■ SHORT EXERCISE: Search the data below for "sudo"; list each line that holds it.

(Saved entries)
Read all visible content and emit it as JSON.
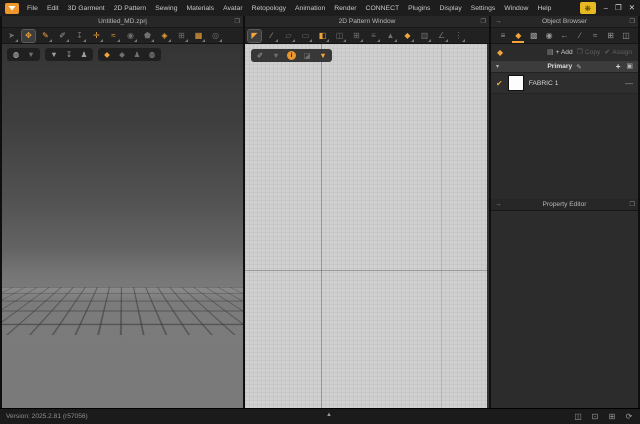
{
  "colors": {
    "accent": "#f0a43c",
    "panel": "#2b2b2b",
    "viewport2d_bg": "#d0d0d0",
    "logo_orange": "#ef962c",
    "badge_gold": "#e6b823"
  },
  "menubar": {
    "items": [
      "File",
      "Edit",
      "3D Garment",
      "2D Pattern",
      "Sewing",
      "Materials",
      "Avatar",
      "Retopology",
      "Animation",
      "Render",
      "CONNECT",
      "Plugins",
      "Display",
      "Settings",
      "Window",
      "Help"
    ],
    "controls": [
      {
        "n": "minimize-button",
        "g": "–",
        "c": "light"
      },
      {
        "n": "restore-button",
        "g": "❐",
        "c": "light"
      },
      {
        "n": "close-button",
        "g": "✕",
        "c": "light"
      }
    ]
  },
  "garment3d": {
    "title": "Untitled_MD.zprj",
    "tools": [
      {
        "n": "select-tool-icon",
        "g": "➤",
        "c": "dim",
        "caret": true
      },
      {
        "n": "move-tool-icon",
        "g": "✥",
        "c": "orange",
        "a": true
      },
      {
        "n": "pen-3d-tool-icon",
        "g": "✎",
        "c": "orange",
        "caret": true
      },
      {
        "n": "edit-sewing-tool-icon",
        "g": "✐",
        "c": "gray",
        "caret": true
      },
      {
        "n": "pin-tool-icon",
        "g": "↧",
        "c": "dim",
        "caret": true
      },
      {
        "n": "tack-tool-icon",
        "g": "✛",
        "c": "orange",
        "caret": true
      },
      {
        "n": "sewing-tool-icon",
        "g": "≈",
        "c": "orange",
        "caret": true
      },
      {
        "n": "steam-brush-icon",
        "g": "◉",
        "c": "dim",
        "caret": true
      },
      {
        "n": "avatar-tool-icon",
        "g": "⬟",
        "c": "dim",
        "caret": true
      },
      {
        "n": "flatten-tool-icon",
        "g": "◈",
        "c": "orange",
        "caret": true
      },
      {
        "n": "grid-tool-icon",
        "g": "⊞",
        "c": "dim",
        "caret": true
      },
      {
        "n": "remesh-tool-icon",
        "g": "▦",
        "c": "orange",
        "caret": true
      },
      {
        "n": "fur-tool-icon",
        "g": "◎",
        "c": "dim",
        "caret": true
      }
    ],
    "overlay": [
      [
        {
          "n": "show-3d-garment-icon",
          "g": "◍",
          "c": "light"
        },
        {
          "n": "show-3d-pattern-icon",
          "g": "▼",
          "c": "dim"
        }
      ],
      [
        {
          "n": "show-garment-icon",
          "g": "▼",
          "c": "gray"
        },
        {
          "n": "show-pin-icon",
          "g": "↧",
          "c": "gray"
        },
        {
          "n": "show-avatar-icon",
          "g": "♟",
          "c": "gray"
        }
      ],
      [
        {
          "n": "fabric-render-icon",
          "g": "◆",
          "c": "orange"
        },
        {
          "n": "fabric-mesh-icon",
          "g": "◆",
          "c": "dim"
        },
        {
          "n": "avatar-render-icon",
          "g": "♟",
          "c": "dim"
        },
        {
          "n": "world-render-icon",
          "g": "◍",
          "c": "gray"
        }
      ]
    ]
  },
  "pattern2d": {
    "title": "2D Pattern Window",
    "tools": [
      {
        "n": "transform-pattern-tool-icon",
        "g": "◤",
        "c": "orange",
        "a": true
      },
      {
        "n": "edit-pattern-tool-icon",
        "g": "∕",
        "c": "gray",
        "caret": true
      },
      {
        "n": "polygon-tool-icon",
        "g": "▱",
        "c": "dim",
        "caret": true
      },
      {
        "n": "rectangle-tool-icon",
        "g": "▭",
        "c": "dim",
        "caret": true
      },
      {
        "n": "dart-tool-icon",
        "g": "◧",
        "c": "orange",
        "caret": true
      },
      {
        "n": "notch-tool-icon",
        "g": "◫",
        "c": "dim",
        "caret": true
      },
      {
        "n": "grading-tool-icon",
        "g": "⊞",
        "c": "dim",
        "caret": true
      },
      {
        "n": "pleat-tool-icon",
        "g": "≡",
        "c": "dim",
        "caret": true
      },
      {
        "n": "trace-tool-icon",
        "g": "▲",
        "c": "dim",
        "caret": true
      },
      {
        "n": "texture-tool-icon",
        "g": "◆",
        "c": "orange",
        "caret": true
      },
      {
        "n": "baseline-tool-icon",
        "g": "▥",
        "c": "dim",
        "caret": true
      },
      {
        "n": "measure-tool-icon",
        "g": "∠",
        "c": "dim",
        "caret": true
      },
      {
        "n": "binding-tool-icon",
        "g": "⋮",
        "c": "dim",
        "caret": true
      }
    ],
    "overlay": [
      {
        "n": "pen-2d-icon",
        "g": "✐",
        "c": "gray"
      },
      {
        "n": "show-pattern-icon",
        "g": "▼",
        "c": "dim"
      },
      {
        "n": "pattern-info-icon",
        "g": "i",
        "c": "orange",
        "cls": "info-circle"
      },
      {
        "n": "show-fabric-icon",
        "g": "◪",
        "c": "dim"
      },
      {
        "n": "show-texture-icon",
        "g": "▼",
        "c": "orange"
      }
    ]
  },
  "object_browser": {
    "title": "Object Browser",
    "tabs": [
      {
        "n": "tab-scene",
        "g": "≡"
      },
      {
        "n": "tab-fabric",
        "g": "◆",
        "a": true
      },
      {
        "n": "tab-graphic",
        "g": "▩"
      },
      {
        "n": "tab-button",
        "g": "◉"
      },
      {
        "n": "tab-zipper",
        "g": "←"
      },
      {
        "n": "tab-topstitch",
        "g": "∕"
      },
      {
        "n": "tab-puckering",
        "g": "≈"
      },
      {
        "n": "tab-rack",
        "g": "⊞"
      },
      {
        "n": "tab-trim",
        "g": "◫"
      }
    ],
    "actions": {
      "add_label": "+ Add",
      "copy_label": "Copy",
      "assign_label": "Assign"
    },
    "section_label": "Primary",
    "items": [
      {
        "label": "FABRIC 1",
        "checked": true
      }
    ]
  },
  "property_editor": {
    "title": "Property Editor"
  },
  "statusbar": {
    "version": "Version: 2025.2.81 (r57056)",
    "right_icons": [
      {
        "n": "dual-view-icon",
        "g": "◫"
      },
      {
        "n": "window-3d-icon",
        "g": "⊡"
      },
      {
        "n": "window-2d-icon",
        "g": "⊞"
      },
      {
        "n": "reset-layout-icon",
        "g": "⟳"
      }
    ]
  }
}
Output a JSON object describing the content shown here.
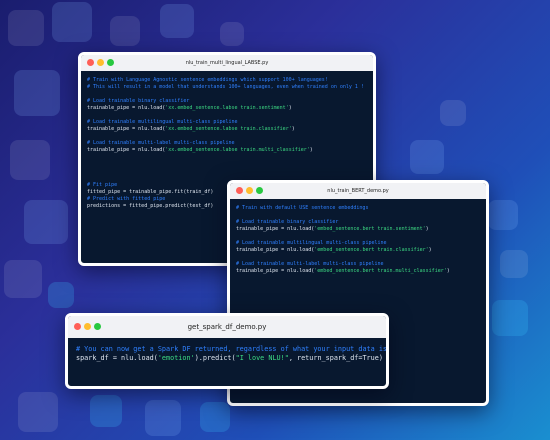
{
  "windows": {
    "w1": {
      "title": "nlu_train_multi_lingual_LABSE.py",
      "lines": [
        {
          "type": "comment",
          "text": "# Train with Language Agnostic sentence embeddings which support 100+ languages!"
        },
        {
          "type": "comment",
          "text": "# This will result in a model that understands 100+ languages, even when trained on only 1 !"
        },
        {
          "type": "blank",
          "text": ""
        },
        {
          "type": "comment",
          "text": "# Load trainable binary classifier"
        },
        {
          "type": "code",
          "pre": "trainable_pipe = nlu.load(",
          "str": "'xx.embed_sentence.labse train.sentiment'",
          "post": ")"
        },
        {
          "type": "blank",
          "text": ""
        },
        {
          "type": "comment",
          "text": "# Load trainable multilingual multi-class pipeline"
        },
        {
          "type": "code",
          "pre": "trainable_pipe = nlu.load(",
          "str": "'xx.embed_sentence.labse train.classifier'",
          "post": ")"
        },
        {
          "type": "blank",
          "text": ""
        },
        {
          "type": "comment",
          "text": "# Load trainable multi-label multi-class pipeline"
        },
        {
          "type": "code",
          "pre": "trainable_pipe = nlu.load(",
          "str": "'xx.embed_sentence.labse train.multi_classifier'",
          "post": ")"
        },
        {
          "type": "blank",
          "text": ""
        },
        {
          "type": "blank",
          "text": ""
        },
        {
          "type": "blank",
          "text": ""
        },
        {
          "type": "blank",
          "text": ""
        },
        {
          "type": "comment",
          "text": "# Fit pipe"
        },
        {
          "type": "code",
          "pre": "fitted_pipe = trainable_pipe.fit(train_df)",
          "str": "",
          "post": ""
        },
        {
          "type": "comment",
          "text": "# Predict with fitted pipe"
        },
        {
          "type": "code",
          "pre": "predictions = fitted_pipe.predict(test_df)",
          "str": "",
          "post": ""
        }
      ]
    },
    "w2": {
      "title": "nlu_train_BERT_demo.py",
      "lines": [
        {
          "type": "comment",
          "text": "# Train with default USE sentence embeddings"
        },
        {
          "type": "blank",
          "text": ""
        },
        {
          "type": "comment",
          "text": "# Load trainable binary classifier"
        },
        {
          "type": "code",
          "pre": "trainable_pipe = nlu.load(",
          "str": "'embed_sentence.bert train.sentiment'",
          "post": ")"
        },
        {
          "type": "blank",
          "text": ""
        },
        {
          "type": "comment",
          "text": "# Load trainable multilingual multi-class pipeline"
        },
        {
          "type": "code",
          "pre": "trainable_pipe = nlu.load(",
          "str": "'embed_sentence.bert train.classifier'",
          "post": ")"
        },
        {
          "type": "blank",
          "text": ""
        },
        {
          "type": "comment",
          "text": "# Load trainable multi-label multi-class pipeline"
        },
        {
          "type": "code",
          "pre": "trainable_pipe = nlu.load(",
          "str": "'embed_sentence.bert train.multi_classifier'",
          "post": ")"
        }
      ]
    },
    "w3": {
      "title": "get_spark_df_demo.py",
      "lines": [
        {
          "type": "comment",
          "text": "# You can now get a Spark DF returned, regardless of what your input data is!"
        },
        {
          "type": "code",
          "pre": "spark_df = nlu.load(",
          "str": "'emotion'",
          "mid": ").predict(",
          "str2": "\"I love NLU!\"",
          "post": ", return_spark_df=True)"
        }
      ]
    }
  },
  "colors": {
    "comment": "#2f80ff",
    "string": "#3ddc84",
    "text": "#dfe6f0",
    "editor_bg": "#08182f"
  },
  "icons": [
    "close-dot-icon",
    "minimize-dot-icon",
    "maximize-dot-icon"
  ]
}
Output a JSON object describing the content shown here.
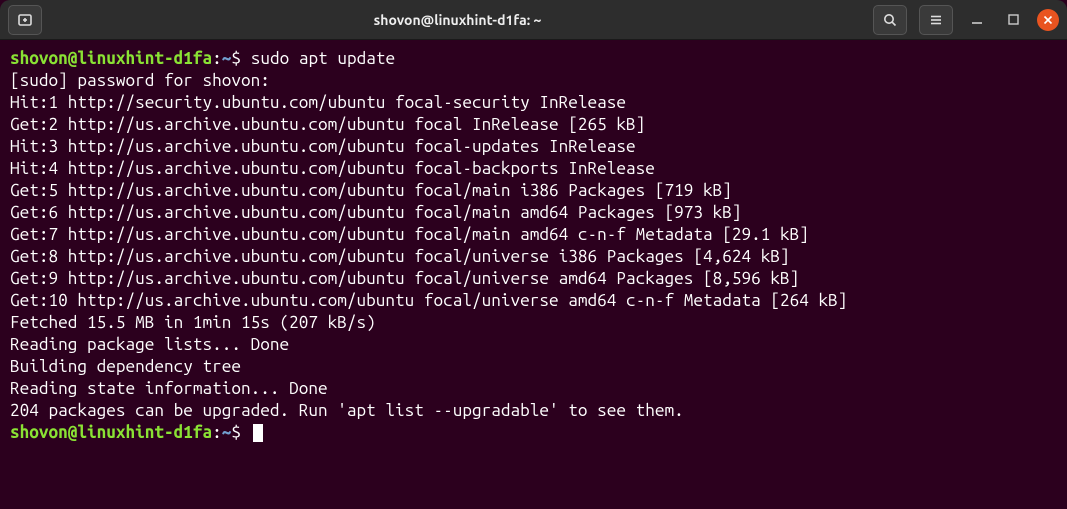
{
  "titlebar": {
    "title": "shovon@linuxhint-d1fa: ~"
  },
  "prompt": {
    "user_host": "shovon@linuxhint-d1fa",
    "colon": ":",
    "path": "~",
    "symbol": "$"
  },
  "command1": "sudo apt update",
  "lines": [
    "[sudo] password for shovon:",
    "Hit:1 http://security.ubuntu.com/ubuntu focal-security InRelease",
    "Get:2 http://us.archive.ubuntu.com/ubuntu focal InRelease [265 kB]",
    "Hit:3 http://us.archive.ubuntu.com/ubuntu focal-updates InRelease",
    "Hit:4 http://us.archive.ubuntu.com/ubuntu focal-backports InRelease",
    "Get:5 http://us.archive.ubuntu.com/ubuntu focal/main i386 Packages [719 kB]",
    "Get:6 http://us.archive.ubuntu.com/ubuntu focal/main amd64 Packages [973 kB]",
    "Get:7 http://us.archive.ubuntu.com/ubuntu focal/main amd64 c-n-f Metadata [29.1 kB]",
    "Get:8 http://us.archive.ubuntu.com/ubuntu focal/universe i386 Packages [4,624 kB]",
    "Get:9 http://us.archive.ubuntu.com/ubuntu focal/universe amd64 Packages [8,596 kB]",
    "Get:10 http://us.archive.ubuntu.com/ubuntu focal/universe amd64 c-n-f Metadata [264 kB]",
    "Fetched 15.5 MB in 1min 15s (207 kB/s)",
    "Reading package lists... Done",
    "Building dependency tree",
    "Reading state information... Done",
    "204 packages can be upgraded. Run 'apt list --upgradable' to see them."
  ]
}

■ TASK RESPONSE:
  "command1": "sudo apt update",
    "[sudo] password for shovon:",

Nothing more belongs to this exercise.